= GIVEN REQUEST =
Copy all lines below containing "wesness".

start MATERIAL TO PROCESS

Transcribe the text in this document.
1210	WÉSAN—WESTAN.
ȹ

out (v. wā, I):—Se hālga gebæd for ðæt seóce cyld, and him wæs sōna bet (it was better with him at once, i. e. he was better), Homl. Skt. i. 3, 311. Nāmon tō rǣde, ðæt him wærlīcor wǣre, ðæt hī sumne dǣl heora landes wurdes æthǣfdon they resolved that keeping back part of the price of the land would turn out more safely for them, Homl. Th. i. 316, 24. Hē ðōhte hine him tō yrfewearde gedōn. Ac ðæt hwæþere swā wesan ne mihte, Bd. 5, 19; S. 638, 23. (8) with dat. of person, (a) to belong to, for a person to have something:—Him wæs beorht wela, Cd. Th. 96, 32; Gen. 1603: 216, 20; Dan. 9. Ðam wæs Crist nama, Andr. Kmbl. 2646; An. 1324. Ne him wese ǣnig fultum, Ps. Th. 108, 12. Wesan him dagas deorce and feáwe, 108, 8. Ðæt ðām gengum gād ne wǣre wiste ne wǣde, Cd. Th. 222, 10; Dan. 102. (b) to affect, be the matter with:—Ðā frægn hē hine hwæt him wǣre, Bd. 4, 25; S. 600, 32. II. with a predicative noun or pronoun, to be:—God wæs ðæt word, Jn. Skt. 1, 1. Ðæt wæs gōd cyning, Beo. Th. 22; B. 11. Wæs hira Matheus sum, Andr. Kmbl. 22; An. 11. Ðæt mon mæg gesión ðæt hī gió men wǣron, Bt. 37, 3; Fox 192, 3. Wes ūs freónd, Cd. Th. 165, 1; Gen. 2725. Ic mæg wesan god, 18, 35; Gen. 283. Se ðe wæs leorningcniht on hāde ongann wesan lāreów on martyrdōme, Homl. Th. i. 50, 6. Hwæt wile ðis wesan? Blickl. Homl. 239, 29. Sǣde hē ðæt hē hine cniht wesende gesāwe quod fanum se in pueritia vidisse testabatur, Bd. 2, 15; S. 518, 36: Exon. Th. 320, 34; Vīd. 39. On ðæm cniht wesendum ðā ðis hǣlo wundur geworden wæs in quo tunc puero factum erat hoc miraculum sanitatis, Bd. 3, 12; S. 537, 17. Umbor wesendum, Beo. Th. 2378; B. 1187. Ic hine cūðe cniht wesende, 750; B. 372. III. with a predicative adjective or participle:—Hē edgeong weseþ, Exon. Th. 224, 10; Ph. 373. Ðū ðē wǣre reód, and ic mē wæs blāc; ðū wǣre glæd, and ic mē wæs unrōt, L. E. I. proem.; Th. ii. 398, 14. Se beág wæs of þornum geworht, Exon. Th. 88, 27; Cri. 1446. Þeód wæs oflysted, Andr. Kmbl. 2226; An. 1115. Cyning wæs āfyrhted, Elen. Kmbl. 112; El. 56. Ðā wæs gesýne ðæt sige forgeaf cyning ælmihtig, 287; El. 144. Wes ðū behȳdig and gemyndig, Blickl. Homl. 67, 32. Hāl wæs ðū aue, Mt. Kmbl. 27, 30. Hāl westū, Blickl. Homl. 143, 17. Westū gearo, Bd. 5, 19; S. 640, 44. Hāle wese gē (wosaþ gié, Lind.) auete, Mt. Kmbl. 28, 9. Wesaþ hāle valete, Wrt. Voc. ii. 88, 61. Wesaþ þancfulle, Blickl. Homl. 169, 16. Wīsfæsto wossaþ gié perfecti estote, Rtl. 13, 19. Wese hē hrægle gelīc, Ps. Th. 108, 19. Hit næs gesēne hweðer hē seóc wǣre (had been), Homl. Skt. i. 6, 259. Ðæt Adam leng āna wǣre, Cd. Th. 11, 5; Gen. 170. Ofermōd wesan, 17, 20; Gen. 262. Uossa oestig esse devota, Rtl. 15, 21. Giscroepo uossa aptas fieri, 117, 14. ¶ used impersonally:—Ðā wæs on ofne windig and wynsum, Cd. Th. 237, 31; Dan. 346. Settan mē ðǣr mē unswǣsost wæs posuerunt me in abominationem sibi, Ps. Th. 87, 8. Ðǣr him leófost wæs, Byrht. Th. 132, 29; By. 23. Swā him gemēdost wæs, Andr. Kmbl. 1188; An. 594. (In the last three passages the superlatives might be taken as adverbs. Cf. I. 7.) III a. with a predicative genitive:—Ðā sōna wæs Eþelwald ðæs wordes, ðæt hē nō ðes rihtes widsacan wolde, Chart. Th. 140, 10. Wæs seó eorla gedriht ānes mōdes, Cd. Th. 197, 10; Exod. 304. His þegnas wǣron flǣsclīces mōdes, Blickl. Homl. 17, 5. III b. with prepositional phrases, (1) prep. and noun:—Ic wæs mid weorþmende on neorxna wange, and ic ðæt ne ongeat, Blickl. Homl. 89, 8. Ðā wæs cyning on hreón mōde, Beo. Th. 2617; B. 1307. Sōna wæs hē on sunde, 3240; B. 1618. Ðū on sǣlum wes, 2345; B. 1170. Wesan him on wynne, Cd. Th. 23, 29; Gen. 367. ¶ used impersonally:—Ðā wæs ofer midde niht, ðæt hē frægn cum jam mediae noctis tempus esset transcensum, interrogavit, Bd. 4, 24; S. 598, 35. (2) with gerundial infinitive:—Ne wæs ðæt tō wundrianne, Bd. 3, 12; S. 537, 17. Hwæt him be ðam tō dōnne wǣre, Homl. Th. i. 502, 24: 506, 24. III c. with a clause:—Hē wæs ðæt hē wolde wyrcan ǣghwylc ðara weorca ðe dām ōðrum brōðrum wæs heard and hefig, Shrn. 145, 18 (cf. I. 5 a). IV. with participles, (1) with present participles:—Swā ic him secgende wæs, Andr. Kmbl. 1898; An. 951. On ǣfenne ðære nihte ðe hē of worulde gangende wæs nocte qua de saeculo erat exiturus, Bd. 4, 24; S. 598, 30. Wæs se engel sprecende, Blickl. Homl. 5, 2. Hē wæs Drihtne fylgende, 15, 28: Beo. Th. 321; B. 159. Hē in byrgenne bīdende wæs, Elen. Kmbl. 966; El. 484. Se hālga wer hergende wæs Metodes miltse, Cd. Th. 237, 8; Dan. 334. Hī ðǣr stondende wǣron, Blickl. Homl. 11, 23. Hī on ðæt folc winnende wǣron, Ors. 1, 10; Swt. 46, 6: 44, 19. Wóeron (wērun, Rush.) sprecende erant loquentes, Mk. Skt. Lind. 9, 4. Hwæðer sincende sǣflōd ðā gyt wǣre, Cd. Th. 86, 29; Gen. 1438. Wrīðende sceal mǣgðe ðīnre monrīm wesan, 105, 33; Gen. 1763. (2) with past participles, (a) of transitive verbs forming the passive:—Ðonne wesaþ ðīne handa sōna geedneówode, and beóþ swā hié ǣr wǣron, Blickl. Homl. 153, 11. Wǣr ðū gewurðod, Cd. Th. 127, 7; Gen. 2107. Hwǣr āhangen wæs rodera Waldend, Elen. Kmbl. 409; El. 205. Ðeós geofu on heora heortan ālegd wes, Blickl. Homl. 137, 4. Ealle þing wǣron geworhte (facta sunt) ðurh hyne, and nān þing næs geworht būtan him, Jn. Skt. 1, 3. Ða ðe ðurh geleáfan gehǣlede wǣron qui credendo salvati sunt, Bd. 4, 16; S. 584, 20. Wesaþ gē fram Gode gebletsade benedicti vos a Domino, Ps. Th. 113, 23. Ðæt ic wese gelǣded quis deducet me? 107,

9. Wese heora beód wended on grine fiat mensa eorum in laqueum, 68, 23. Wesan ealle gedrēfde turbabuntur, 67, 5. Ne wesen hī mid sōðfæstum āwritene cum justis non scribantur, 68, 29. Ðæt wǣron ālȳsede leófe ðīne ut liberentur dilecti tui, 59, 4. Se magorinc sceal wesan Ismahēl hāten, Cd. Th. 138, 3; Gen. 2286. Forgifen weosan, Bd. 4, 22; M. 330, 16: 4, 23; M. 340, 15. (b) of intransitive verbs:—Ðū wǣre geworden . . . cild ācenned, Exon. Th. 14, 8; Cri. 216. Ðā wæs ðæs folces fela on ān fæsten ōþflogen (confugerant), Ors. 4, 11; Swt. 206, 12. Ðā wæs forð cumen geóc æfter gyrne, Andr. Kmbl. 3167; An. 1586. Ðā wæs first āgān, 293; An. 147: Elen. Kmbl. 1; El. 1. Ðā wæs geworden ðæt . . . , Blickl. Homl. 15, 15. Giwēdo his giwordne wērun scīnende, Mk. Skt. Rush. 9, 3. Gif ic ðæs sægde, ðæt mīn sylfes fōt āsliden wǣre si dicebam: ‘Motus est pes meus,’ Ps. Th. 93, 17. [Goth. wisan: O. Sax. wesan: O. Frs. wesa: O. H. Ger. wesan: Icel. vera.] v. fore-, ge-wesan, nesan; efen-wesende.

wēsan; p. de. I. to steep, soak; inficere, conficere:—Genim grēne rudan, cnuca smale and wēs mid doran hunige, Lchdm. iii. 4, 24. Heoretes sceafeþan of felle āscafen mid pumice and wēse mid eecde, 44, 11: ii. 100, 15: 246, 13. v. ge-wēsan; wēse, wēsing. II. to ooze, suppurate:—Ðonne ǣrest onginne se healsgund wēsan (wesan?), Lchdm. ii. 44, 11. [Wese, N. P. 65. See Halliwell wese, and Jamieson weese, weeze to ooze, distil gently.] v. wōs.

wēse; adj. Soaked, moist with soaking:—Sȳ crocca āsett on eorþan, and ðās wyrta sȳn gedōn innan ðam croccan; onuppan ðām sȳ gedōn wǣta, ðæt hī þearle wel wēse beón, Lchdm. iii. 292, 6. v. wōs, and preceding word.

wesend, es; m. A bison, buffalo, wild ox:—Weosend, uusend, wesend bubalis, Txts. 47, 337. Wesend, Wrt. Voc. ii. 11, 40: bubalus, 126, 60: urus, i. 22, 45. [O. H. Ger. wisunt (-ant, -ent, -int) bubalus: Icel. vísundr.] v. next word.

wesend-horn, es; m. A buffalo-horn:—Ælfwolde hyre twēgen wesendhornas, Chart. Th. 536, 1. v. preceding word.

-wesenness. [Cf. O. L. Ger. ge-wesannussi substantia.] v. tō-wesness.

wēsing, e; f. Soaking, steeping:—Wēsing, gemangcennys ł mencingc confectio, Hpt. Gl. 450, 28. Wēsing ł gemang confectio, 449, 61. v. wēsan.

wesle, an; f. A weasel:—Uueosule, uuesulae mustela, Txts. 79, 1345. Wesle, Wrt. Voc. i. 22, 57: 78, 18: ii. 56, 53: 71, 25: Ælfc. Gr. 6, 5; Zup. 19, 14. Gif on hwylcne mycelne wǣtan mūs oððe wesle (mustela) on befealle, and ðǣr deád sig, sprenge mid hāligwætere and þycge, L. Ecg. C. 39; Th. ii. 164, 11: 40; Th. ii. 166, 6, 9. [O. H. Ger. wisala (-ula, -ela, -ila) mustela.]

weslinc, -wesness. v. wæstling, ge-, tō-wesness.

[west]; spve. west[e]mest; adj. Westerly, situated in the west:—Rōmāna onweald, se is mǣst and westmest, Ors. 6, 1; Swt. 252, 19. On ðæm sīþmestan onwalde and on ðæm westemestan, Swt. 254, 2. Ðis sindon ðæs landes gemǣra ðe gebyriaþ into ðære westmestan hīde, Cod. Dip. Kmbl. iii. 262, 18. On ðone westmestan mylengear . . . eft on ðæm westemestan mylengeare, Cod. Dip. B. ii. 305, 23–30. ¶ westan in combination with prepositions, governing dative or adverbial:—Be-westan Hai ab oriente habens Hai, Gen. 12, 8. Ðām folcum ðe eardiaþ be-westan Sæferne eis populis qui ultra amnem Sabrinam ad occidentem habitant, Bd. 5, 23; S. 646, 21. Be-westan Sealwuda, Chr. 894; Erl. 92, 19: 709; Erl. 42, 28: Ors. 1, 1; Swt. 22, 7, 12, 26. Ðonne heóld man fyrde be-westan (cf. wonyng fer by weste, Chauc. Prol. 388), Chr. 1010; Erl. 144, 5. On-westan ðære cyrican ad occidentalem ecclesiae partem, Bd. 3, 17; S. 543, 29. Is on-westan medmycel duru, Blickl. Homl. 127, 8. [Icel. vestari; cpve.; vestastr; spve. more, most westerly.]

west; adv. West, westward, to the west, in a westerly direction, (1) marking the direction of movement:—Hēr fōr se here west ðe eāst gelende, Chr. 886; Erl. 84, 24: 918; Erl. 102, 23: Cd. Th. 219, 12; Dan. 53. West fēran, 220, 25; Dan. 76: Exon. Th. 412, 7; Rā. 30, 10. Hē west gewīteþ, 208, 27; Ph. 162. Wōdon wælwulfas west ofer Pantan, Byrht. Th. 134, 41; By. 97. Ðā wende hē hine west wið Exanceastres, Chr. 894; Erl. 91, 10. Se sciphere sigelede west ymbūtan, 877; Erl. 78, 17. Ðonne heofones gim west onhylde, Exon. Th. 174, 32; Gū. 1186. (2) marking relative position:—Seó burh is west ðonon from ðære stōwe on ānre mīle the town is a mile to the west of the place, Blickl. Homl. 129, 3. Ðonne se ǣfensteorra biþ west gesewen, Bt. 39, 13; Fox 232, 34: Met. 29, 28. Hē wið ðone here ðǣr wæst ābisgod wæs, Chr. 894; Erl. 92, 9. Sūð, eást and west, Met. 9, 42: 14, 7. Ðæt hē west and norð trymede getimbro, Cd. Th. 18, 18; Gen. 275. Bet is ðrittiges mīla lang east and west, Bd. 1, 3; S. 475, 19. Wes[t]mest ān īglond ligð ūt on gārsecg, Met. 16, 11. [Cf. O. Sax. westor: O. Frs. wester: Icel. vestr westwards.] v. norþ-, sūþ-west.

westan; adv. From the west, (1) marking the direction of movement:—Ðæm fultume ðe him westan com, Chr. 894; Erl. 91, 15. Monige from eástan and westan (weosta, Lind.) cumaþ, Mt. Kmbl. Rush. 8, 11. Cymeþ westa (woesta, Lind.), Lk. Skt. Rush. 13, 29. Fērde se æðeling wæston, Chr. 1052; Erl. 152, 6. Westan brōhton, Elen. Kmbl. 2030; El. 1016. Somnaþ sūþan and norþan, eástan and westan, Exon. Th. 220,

end MATERIAL TO PROCESS

= TASK RESPONSE =
-wesenness. [Cf. O. L. Ger. ge-wesannussi substantia.] v. tō-wesness.
weslinc, -wesness. v. wæstling, ge-, tō-wesness.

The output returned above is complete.